--- Problem details ---
Copy all the data exactly, except the pictures.

+ + + + +

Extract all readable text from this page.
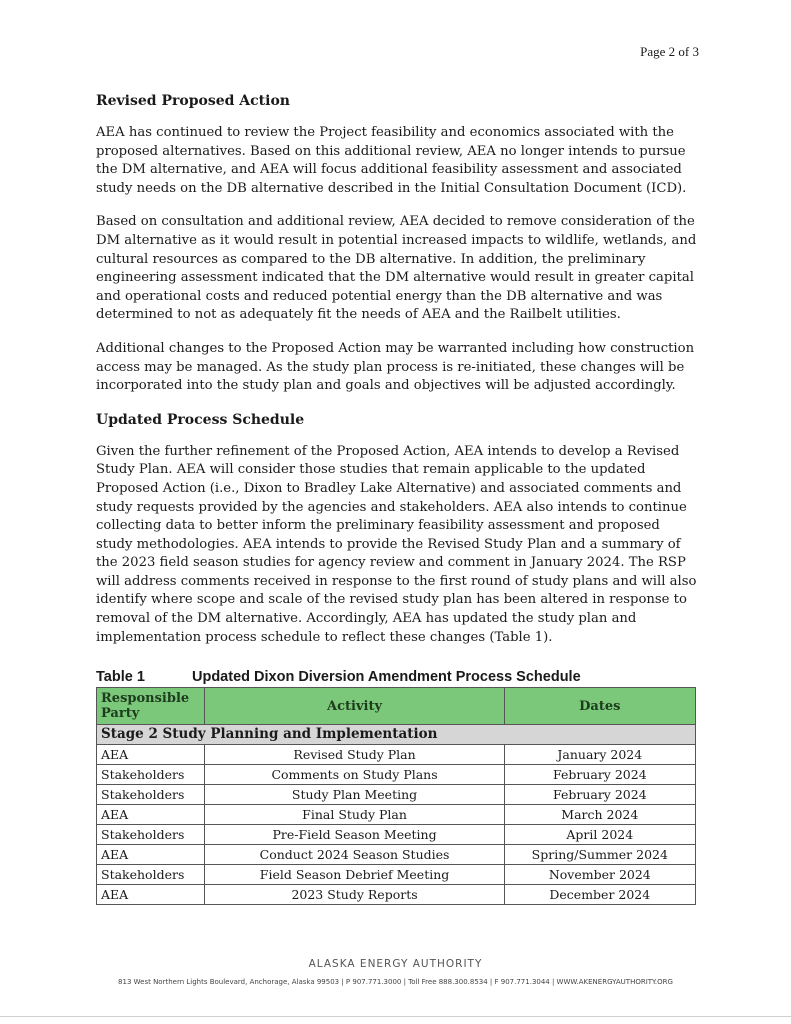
Page 2 of 3
Revised Proposed Action

AEA has continued to review the Project feasibility and economics associated with the proposed alternatives. Based on this additional review, AEA no longer intends to pursue the DM alternative, and AEA will focus additional feasibility assessment and associated study needs on the DB alternative described in the Initial Consultation Document (ICD).

Based on consultation and additional review, AEA decided to remove consideration of the DM alternative as it would result in potential increased impacts to wildlife, wetlands, and cultural resources as compared to the DB alternative. In addition, the preliminary engineering assessment indicated that the DM alternative would result in greater capital and operational costs and reduced potential energy than the DB alternative and was determined to not as adequately fit the needs of AEA and the Railbelt utilities.

Additional changes to the Proposed Action may be warranted including how construction access may be managed. As the study plan process is re-initiated, these changes will be incorporated into the study plan and goals and objectives will be adjusted accordingly.

Updated Process Schedule

Given the further refinement of the Proposed Action, AEA intends to develop a Revised Study Plan. AEA will consider those studies that remain applicable to the updated Proposed Action (i.e., Dixon to Bradley Lake Alternative) and associated comments and study requests provided by the agencies and stakeholders. AEA also intends to continue collecting data to better inform the preliminary feasibility assessment and proposed study methodologies. AEA intends to provide the Revised Study Plan and a summary of the 2023 field season studies for agency review and comment in January 2024. The RSP will address comments received in response to the first round of study plans and will also identify where scope and scale of the revised study plan has been altered in response to removal of the DM alternative. Accordingly, AEA has updated the study plan and implementation process schedule to reflect these changes (Table 1).

Table 1	Updated Dixon Diversion Amendment Process Schedule
Responsible Party	Activity	Dates
Stage 2 Study Planning and Implementation		
AEA	Revised Study Plan	January 2024
Stakeholders	Comments on Study Plans	February 2024
Stakeholders	Study Plan Meeting	February 2024
AEA	Final Study Plan	March 2024
Stakeholders	Pre-Field Season Meeting	April 2024
AEA	Conduct 2024 Season Studies	Spring/Summer 2024
Stakeholders	Field Season Debrief Meeting	November 2024
AEA	2023 Study Reports	December 2024
ALASKA ENERGY AUTHORITY
813 West Northern Lights Boulevard, Anchorage, Alaska 99503 | P 907.771.3000 | Toll Free 888.300.8534 | F 907.771.3044 | WWW.AKENERGYAUTHORITY.ORG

+ + + + +

--- Finished answer ---
Extract all readable text from this page.
Page 2 of 3
Revised Proposed Action

AEA has continued to review the Project feasibility and economics associated with the proposed alternatives. Based on this additional review, AEA no longer intends to pursue the DM alternative, and AEA will focus additional feasibility assessment and associated study needs on the DB alternative described in the Initial Consultation Document (ICD).

Based on consultation and additional review, AEA decided to remove consideration of the DM alternative as it would result in potential increased impacts to wildlife, wetlands, and cultural resources as compared to the DB alternative. In addition, the preliminary engineering assessment indicated that the DM alternative would result in greater capital and operational costs and reduced potential energy than the DB alternative and was determined to not as adequately fit the needs of AEA and the Railbelt utilities.

Additional changes to the Proposed Action may be warranted including how construction access may be managed. As the study plan process is re-initiated, these changes will be incorporated into the study plan and goals and objectives will be adjusted accordingly.

Updated Process Schedule

Given the further refinement of the Proposed Action, AEA intends to develop a Revised Study Plan. AEA will consider those studies that remain applicable to the updated Proposed Action (i.e., Dixon to Bradley Lake Alternative) and associated comments and study requests provided by the agencies and stakeholders. AEA also intends to continue collecting data to better inform the preliminary feasibility assessment and proposed study methodologies. AEA intends to provide the Revised Study Plan and a summary of the 2023 field season studies for agency review and comment in January 2024. The RSP will address comments received in response to the first round of study plans and will also identify where scope and scale of the revised study plan has been altered in response to removal of the DM alternative. Accordingly, AEA has updated the study plan and implementation process schedule to reflect these changes (Table 1).

Table 1	Updated Dixon Diversion Amendment Process Schedule
Responsible Party	Activity	Dates
Stage 2 Study Planning and Implementation		
AEA	Revised Study Plan	January 2024
Stakeholders	Comments on Study Plans	February 2024
Stakeholders	Study Plan Meeting	February 2024
AEA	Final Study Plan	March 2024
Stakeholders	Pre-Field Season Meeting	April 2024
AEA	Conduct 2024 Season Studies	Spring/Summer 2024
Stakeholders	Field Season Debrief Meeting	November 2024
AEA	2023 Study Reports	December 2024
ALASKA ENERGY AUTHORITY
813 West Northern Lights Boulevard, Anchorage, Alaska 99503 | P 907.771.3000 | Toll Free 888.300.8534 | F 907.771.3044 | WWW.AKENERGYAUTHORITY.ORG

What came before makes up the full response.